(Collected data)
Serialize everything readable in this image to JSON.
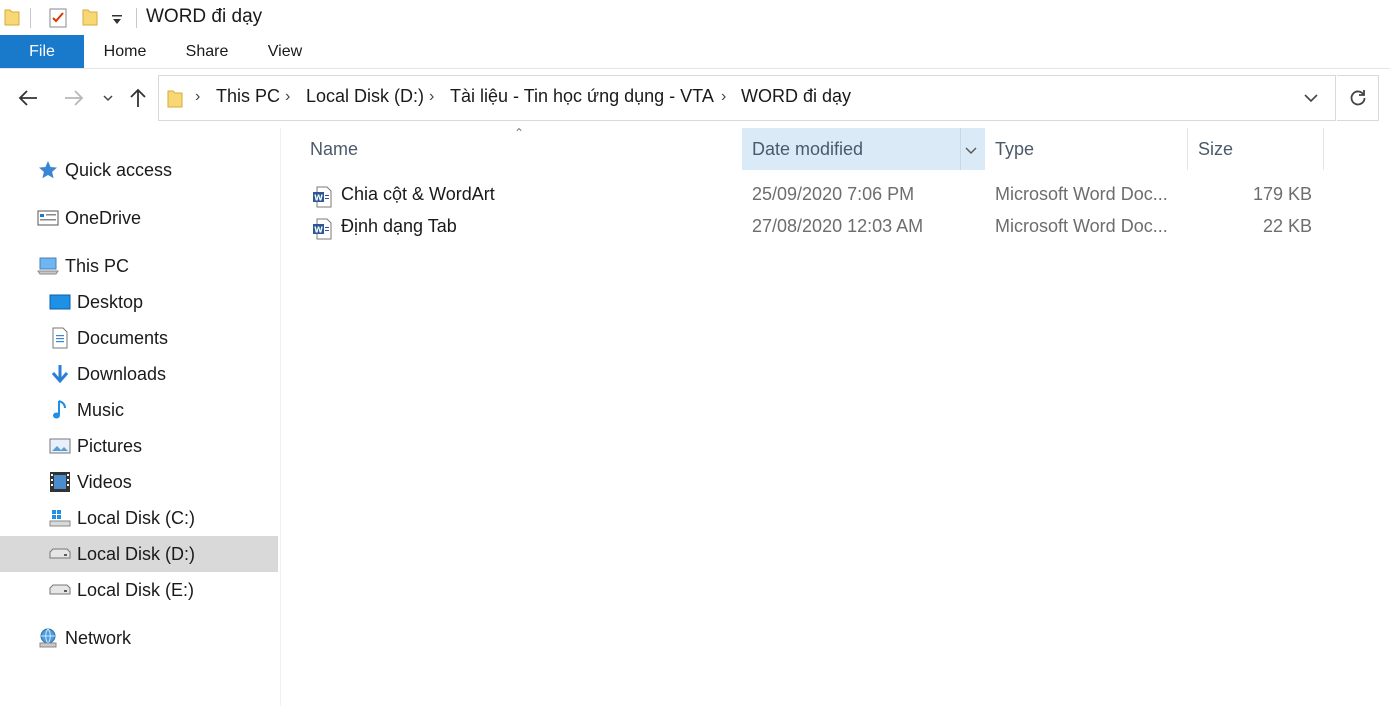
{
  "window": {
    "title": "WORD đi dạy"
  },
  "ribbon": {
    "tabs": [
      {
        "label": "File"
      },
      {
        "label": "Home"
      },
      {
        "label": "Share"
      },
      {
        "label": "View"
      }
    ]
  },
  "address": {
    "breadcrumbs": [
      {
        "label": "This PC"
      },
      {
        "label": "Local Disk (D:)"
      },
      {
        "label": "Tài liệu - Tin học ứng dụng - VTA"
      },
      {
        "label": "WORD đi dạy"
      }
    ]
  },
  "sidebar": {
    "items": [
      {
        "label": "Quick access",
        "icon": "star-icon"
      },
      {
        "label": "OneDrive",
        "icon": "onedrive-icon"
      },
      {
        "label": "This PC",
        "icon": "computer-icon"
      },
      {
        "label": "Desktop",
        "icon": "desktop-icon"
      },
      {
        "label": "Documents",
        "icon": "documents-icon"
      },
      {
        "label": "Downloads",
        "icon": "download-icon"
      },
      {
        "label": "Music",
        "icon": "music-icon"
      },
      {
        "label": "Pictures",
        "icon": "pictures-icon"
      },
      {
        "label": "Videos",
        "icon": "videos-icon"
      },
      {
        "label": "Local Disk (C:)",
        "icon": "windows-drive-icon"
      },
      {
        "label": "Local Disk (D:)",
        "icon": "drive-icon",
        "selected": true
      },
      {
        "label": "Local Disk (E:)",
        "icon": "drive-icon"
      },
      {
        "label": "Network",
        "icon": "network-icon"
      }
    ]
  },
  "filelist": {
    "columns": [
      {
        "label": "Name"
      },
      {
        "label": "Date modified"
      },
      {
        "label": "Type"
      },
      {
        "label": "Size"
      }
    ],
    "rows": [
      {
        "name": "Chia cột & WordArt",
        "date": "25/09/2020 7:06 PM",
        "type": "Microsoft Word Doc...",
        "size": "179 KB",
        "icon": "word-doc-icon"
      },
      {
        "name": "Định dạng Tab",
        "date": "27/08/2020 12:03 AM",
        "type": "Microsoft Word Doc...",
        "size": "22 KB",
        "icon": "word-doc-icon"
      }
    ]
  },
  "colors": {
    "accent": "#1979ca",
    "selected_column": "#dbeaf7",
    "selected_nav": "#d9d9d9",
    "folder": "#f8d775"
  }
}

WHAT IS BEING ASKED: Search the data for the string "Local". List each line that has it.

THE ANSWER:
        "label": "Local Disk (D:)"
        "label": "Local Disk (C:)",
        "label": "Local Disk (D:)",
        "label": "Local Disk (E:)",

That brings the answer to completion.